-- start of Supplied material --

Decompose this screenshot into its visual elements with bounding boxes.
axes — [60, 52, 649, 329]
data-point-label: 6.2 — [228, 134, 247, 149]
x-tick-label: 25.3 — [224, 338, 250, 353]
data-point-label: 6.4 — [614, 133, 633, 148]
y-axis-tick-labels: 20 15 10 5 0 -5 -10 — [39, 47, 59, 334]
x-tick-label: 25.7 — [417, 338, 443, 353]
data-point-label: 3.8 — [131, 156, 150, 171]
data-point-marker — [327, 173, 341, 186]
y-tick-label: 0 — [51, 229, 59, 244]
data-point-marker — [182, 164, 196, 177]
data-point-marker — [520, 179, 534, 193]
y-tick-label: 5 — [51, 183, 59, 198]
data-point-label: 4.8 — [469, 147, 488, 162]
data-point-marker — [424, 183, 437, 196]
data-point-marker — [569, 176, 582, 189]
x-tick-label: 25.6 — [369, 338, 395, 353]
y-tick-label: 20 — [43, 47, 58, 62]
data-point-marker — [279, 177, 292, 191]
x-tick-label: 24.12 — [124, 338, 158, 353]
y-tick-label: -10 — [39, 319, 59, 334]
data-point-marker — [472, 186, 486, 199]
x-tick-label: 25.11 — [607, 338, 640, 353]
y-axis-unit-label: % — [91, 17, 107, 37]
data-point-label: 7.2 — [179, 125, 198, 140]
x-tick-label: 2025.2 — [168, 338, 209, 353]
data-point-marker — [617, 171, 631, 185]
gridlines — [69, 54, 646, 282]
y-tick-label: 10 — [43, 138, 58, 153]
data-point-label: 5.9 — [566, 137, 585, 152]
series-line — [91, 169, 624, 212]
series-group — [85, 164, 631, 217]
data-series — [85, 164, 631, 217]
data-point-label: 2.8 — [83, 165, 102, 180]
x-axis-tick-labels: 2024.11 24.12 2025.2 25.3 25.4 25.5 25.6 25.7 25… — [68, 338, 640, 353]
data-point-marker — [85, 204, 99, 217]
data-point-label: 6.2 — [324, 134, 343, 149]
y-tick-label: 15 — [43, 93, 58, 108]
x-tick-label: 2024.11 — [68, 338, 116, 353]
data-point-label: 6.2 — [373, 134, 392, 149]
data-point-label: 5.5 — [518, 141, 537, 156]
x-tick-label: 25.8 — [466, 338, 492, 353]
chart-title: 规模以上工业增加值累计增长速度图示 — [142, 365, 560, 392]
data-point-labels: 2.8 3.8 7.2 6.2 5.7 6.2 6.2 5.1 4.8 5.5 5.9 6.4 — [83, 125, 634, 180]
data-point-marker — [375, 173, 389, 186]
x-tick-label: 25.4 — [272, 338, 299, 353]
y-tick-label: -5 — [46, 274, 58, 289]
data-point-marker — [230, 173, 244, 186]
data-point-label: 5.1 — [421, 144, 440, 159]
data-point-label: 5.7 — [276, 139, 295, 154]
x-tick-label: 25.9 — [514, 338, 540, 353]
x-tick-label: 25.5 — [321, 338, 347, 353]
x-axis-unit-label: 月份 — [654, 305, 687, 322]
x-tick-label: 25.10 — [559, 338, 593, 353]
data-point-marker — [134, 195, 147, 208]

-- end of Supplied material --

Copy every line of the records above word for word, without changing any character.

Task result -
Decompose this screenshot into its visual elements with bounding boxes.
axes — [60, 52, 649, 329]
data-point-label: 6.2 — [228, 134, 247, 149]
x-tick-label: 25.3 — [224, 338, 250, 353]
data-point-label: 6.4 — [614, 133, 633, 148]
y-axis-tick-labels: 20 15 10 5 0 -5 -10 — [39, 47, 59, 334]
x-tick-label: 25.7 — [417, 338, 443, 353]
data-point-label: 3.8 — [131, 156, 150, 171]
data-point-marker — [327, 173, 341, 186]
y-tick-label: 0 — [51, 229, 59, 244]
data-point-marker — [182, 164, 196, 177]
data-point-marker — [520, 179, 534, 193]
y-tick-label: 5 — [51, 183, 59, 198]
data-point-label: 4.8 — [469, 147, 488, 162]
data-point-marker — [424, 183, 437, 196]
data-point-marker — [569, 176, 582, 189]
x-tick-label: 25.6 — [369, 338, 395, 353]
y-tick-label: 20 — [43, 47, 58, 62]
data-point-marker — [279, 177, 292, 191]
x-tick-label: 24.12 — [124, 338, 158, 353]
y-tick-label: -10 — [39, 319, 59, 334]
data-point-marker — [472, 186, 486, 199]
x-tick-label: 25.11 — [607, 338, 640, 353]
y-axis-unit-label: % — [91, 17, 107, 37]
data-point-label: 7.2 — [179, 125, 198, 140]
x-tick-label: 2025.2 — [168, 338, 209, 353]
data-point-marker — [617, 171, 631, 185]
gridlines — [69, 54, 646, 282]
y-tick-label: 10 — [43, 138, 58, 153]
data-point-label: 5.9 — [566, 137, 585, 152]
series-line — [91, 169, 624, 212]
series-group — [85, 164, 631, 217]
data-series — [85, 164, 631, 217]
data-point-label: 2.8 — [83, 165, 102, 180]
x-axis-tick-labels: 2024.11 24.12 2025.2 25.3 25.4 25.5 25.6 25.7 25… — [68, 338, 640, 353]
data-point-marker — [85, 204, 99, 217]
data-point-label: 6.2 — [324, 134, 343, 149]
y-tick-label: 15 — [43, 93, 58, 108]
x-tick-label: 2024.11 — [68, 338, 116, 353]
data-point-label: 6.2 — [373, 134, 392, 149]
data-point-label: 5.5 — [518, 141, 537, 156]
x-tick-label: 25.8 — [466, 338, 492, 353]
chart-title: 规模以上工业增加值累计增长速度图示 — [142, 365, 560, 392]
data-point-labels: 2.8 3.8 7.2 6.2 5.7 6.2 6.2 5.1 4.8 5.5 5.9 6.4 — [83, 125, 634, 180]
data-point-marker — [375, 173, 389, 186]
x-tick-label: 25.4 — [272, 338, 299, 353]
y-tick-label: -5 — [46, 274, 58, 289]
data-point-marker — [230, 173, 244, 186]
data-point-label: 5.1 — [421, 144, 440, 159]
data-point-label: 5.7 — [276, 139, 295, 154]
x-tick-label: 25.9 — [514, 338, 540, 353]
x-tick-label: 25.5 — [321, 338, 347, 353]
x-axis-unit-label: 月份 — [654, 305, 687, 322]
x-tick-label: 25.10 — [559, 338, 593, 353]
data-point-marker — [134, 195, 147, 208]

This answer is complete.